* BEGIN Material for the task *
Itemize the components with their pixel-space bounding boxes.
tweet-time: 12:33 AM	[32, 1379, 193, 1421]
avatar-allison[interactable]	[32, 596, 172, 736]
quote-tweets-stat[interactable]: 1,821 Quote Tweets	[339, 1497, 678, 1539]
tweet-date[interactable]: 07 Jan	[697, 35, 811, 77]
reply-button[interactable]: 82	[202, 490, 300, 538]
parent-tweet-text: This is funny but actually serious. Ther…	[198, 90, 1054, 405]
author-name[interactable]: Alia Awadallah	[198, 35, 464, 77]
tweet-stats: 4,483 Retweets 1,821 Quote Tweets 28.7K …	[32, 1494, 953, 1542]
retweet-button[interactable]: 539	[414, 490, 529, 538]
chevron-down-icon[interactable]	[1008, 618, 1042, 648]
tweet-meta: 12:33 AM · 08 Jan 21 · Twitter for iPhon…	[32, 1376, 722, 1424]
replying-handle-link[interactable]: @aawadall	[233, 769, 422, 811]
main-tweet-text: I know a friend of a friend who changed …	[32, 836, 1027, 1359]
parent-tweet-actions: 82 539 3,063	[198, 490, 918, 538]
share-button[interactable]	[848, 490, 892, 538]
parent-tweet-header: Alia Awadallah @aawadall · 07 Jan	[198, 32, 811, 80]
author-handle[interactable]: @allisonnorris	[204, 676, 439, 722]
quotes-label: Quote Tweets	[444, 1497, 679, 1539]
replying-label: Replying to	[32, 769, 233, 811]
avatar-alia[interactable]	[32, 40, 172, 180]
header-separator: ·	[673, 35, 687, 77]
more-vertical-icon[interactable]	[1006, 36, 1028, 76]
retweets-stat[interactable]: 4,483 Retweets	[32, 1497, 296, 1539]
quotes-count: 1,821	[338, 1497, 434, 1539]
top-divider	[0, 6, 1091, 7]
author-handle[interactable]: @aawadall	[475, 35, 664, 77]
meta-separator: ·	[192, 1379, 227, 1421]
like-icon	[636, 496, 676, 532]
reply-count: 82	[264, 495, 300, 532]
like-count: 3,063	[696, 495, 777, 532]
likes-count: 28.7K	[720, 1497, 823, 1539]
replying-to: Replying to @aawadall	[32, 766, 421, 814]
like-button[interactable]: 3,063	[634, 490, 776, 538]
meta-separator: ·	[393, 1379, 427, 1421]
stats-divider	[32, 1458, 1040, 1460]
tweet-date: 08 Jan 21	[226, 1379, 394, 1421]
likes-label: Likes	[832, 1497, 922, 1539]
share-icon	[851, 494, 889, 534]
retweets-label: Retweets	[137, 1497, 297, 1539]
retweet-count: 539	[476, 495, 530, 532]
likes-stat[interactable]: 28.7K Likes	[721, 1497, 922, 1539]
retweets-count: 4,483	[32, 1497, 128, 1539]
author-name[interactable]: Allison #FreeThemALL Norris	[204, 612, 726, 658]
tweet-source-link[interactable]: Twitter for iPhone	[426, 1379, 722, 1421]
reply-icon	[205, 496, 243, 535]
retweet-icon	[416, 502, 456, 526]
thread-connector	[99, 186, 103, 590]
* END Material for the task *
▸ **Goal**: Reproduce the stretch from the start of the records through the line containing "1458, 1040, 1460]", swapping "Itemize" for "Enumerate" and leaving everything else unchanged.

▸ **Task solution**:
Enumerate the components with their pixel-space bounding boxes.
tweet-time: 12:33 AM	[32, 1379, 193, 1421]
avatar-allison[interactable]	[32, 596, 172, 736]
quote-tweets-stat[interactable]: 1,821 Quote Tweets	[339, 1497, 678, 1539]
tweet-date[interactable]: 07 Jan	[697, 35, 811, 77]
reply-button[interactable]: 82	[202, 490, 300, 538]
parent-tweet-text: This is funny but actually serious. Ther…	[198, 90, 1054, 405]
author-name[interactable]: Alia Awadallah	[198, 35, 464, 77]
tweet-stats: 4,483 Retweets 1,821 Quote Tweets 28.7K …	[32, 1494, 953, 1542]
retweet-button[interactable]: 539	[414, 490, 529, 538]
chevron-down-icon[interactable]	[1008, 618, 1042, 648]
tweet-meta: 12:33 AM · 08 Jan 21 · Twitter for iPhon…	[32, 1376, 722, 1424]
replying-handle-link[interactable]: @aawadall	[233, 769, 422, 811]
main-tweet-text: I know a friend of a friend who changed …	[32, 836, 1027, 1359]
parent-tweet-actions: 82 539 3,063	[198, 490, 918, 538]
share-button[interactable]	[848, 490, 892, 538]
parent-tweet-header: Alia Awadallah @aawadall · 07 Jan	[198, 32, 811, 80]
author-handle[interactable]: @allisonnorris	[204, 676, 439, 722]
quotes-label: Quote Tweets	[444, 1497, 679, 1539]
replying-label: Replying to	[32, 769, 233, 811]
avatar-alia[interactable]	[32, 40, 172, 180]
header-separator: ·	[673, 35, 687, 77]
more-vertical-icon[interactable]	[1006, 36, 1028, 76]
retweets-stat[interactable]: 4,483 Retweets	[32, 1497, 296, 1539]
quotes-count: 1,821	[338, 1497, 434, 1539]
top-divider	[0, 6, 1091, 7]
author-handle[interactable]: @aawadall	[475, 35, 664, 77]
meta-separator: ·	[192, 1379, 227, 1421]
like-icon	[636, 496, 676, 532]
reply-count: 82	[264, 495, 300, 532]
like-count: 3,063	[696, 495, 777, 532]
likes-count: 28.7K	[720, 1497, 823, 1539]
replying-to: Replying to @aawadall	[32, 766, 421, 814]
like-button[interactable]: 3,063	[634, 490, 776, 538]
meta-separator: ·	[393, 1379, 427, 1421]
stats-divider	[32, 1458, 1040, 1460]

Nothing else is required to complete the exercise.